#### DIRECTIONS FOR THIS TASK
Extract the text of every entry below exactly; leave images out.

— Start of SOURCE DATA —

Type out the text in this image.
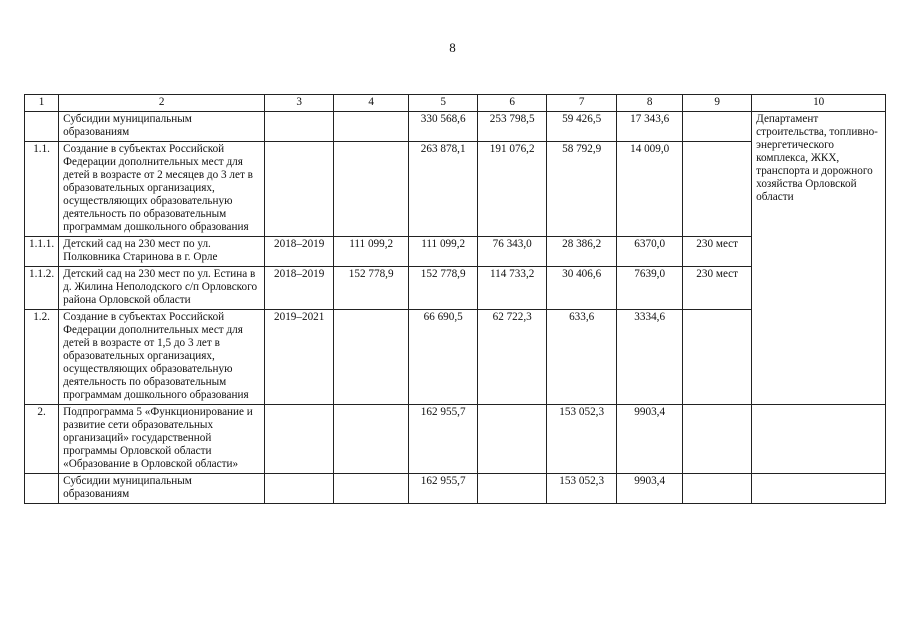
8
1	2	3	4	5	6	7	8	9	10
	Субсидии муниципальным образованиям			330 568,6	253 798,5	59 426,5	17 343,6		Департамент строительства, топливно-энергетического комплекса, ЖКХ, транспорта и дорожного хозяйства Орловской области
1.1.	Создание в субъектах Российской Федерации дополнительных мест для детей в возрасте от 2 месяцев до 3 лет в образовательных организациях, осуществляющих образовательную деятельность по образовательным программам дошкольного образования			263 878,1	191 076,2	58 792,9	14 009,0		
1.1.1.	Детский сад на 230 мест по ул. Полковника Старинова в г. Орле	2018–2019	111 099,2	111 099,2	76 343,0	28 386,2	6370,0	230 мест	
1.1.2.	Детский сад на 230 мест по ул. Естина в д. Жилина Неполодского с/п Орловского района Орловской области	2018–2019	152 778,9	152 778,9	114 733,2	30 406,6	7639,0	230 мест	
1.2.	Создание в субъектах Российской Федерации дополнительных мест для детей в возрасте от 1,5 до 3 лет в образовательных организациях, осуществляющих образовательную деятельность по образовательным программам дошкольного образования	2019–2021		66 690,5	62 722,3	633,6	3334,6		
2.	Подпрограмма 5 «Функционирование и развитие сети образовательных организаций» государственной программы Орловской области «Образование в Орловской области»			162 955,7		153 052,3	9903,4		
	Субсидии муниципальным образованиям			162 955,7		153 052,3	9903,4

— End of SOURCE DATA —

#### EXERCISE ANSWER
Type out the text in this image.
8
1	2	3	4	5	6	7	8	9	10
	Субсидии муниципальным образованиям			330 568,6	253 798,5	59 426,5	17 343,6		Департамент строительства, топливно-энергетического комплекса, ЖКХ, транспорта и дорожного хозяйства Орловской области
1.1.	Создание в субъектах Российской Федерации дополнительных мест для детей в возрасте от 2 месяцев до 3 лет в образовательных организациях, осуществляющих образовательную деятельность по образовательным программам дошкольного образования			263 878,1	191 076,2	58 792,9	14 009,0		
1.1.1.	Детский сад на 230 мест по ул. Полковника Старинова в г. Орле	2018–2019	111 099,2	111 099,2	76 343,0	28 386,2	6370,0	230 мест	
1.1.2.	Детский сад на 230 мест по ул. Естина в д. Жилина Неполодского с/п Орловского района Орловской области	2018–2019	152 778,9	152 778,9	114 733,2	30 406,6	7639,0	230 мест	
1.2.	Создание в субъектах Российской Федерации дополнительных мест для детей в возрасте от 1,5 до 3 лет в образовательных организациях, осуществляющих образовательную деятельность по образовательным программам дошкольного образования	2019–2021		66 690,5	62 722,3	633,6	3334,6		
2.	Подпрограмма 5 «Функционирование и развитие сети образовательных организаций» государственной программы Орловской области «Образование в Орловской области»			162 955,7		153 052,3	9903,4		
	Субсидии муниципальным образованиям			162 955,7		153 052,3	9903,4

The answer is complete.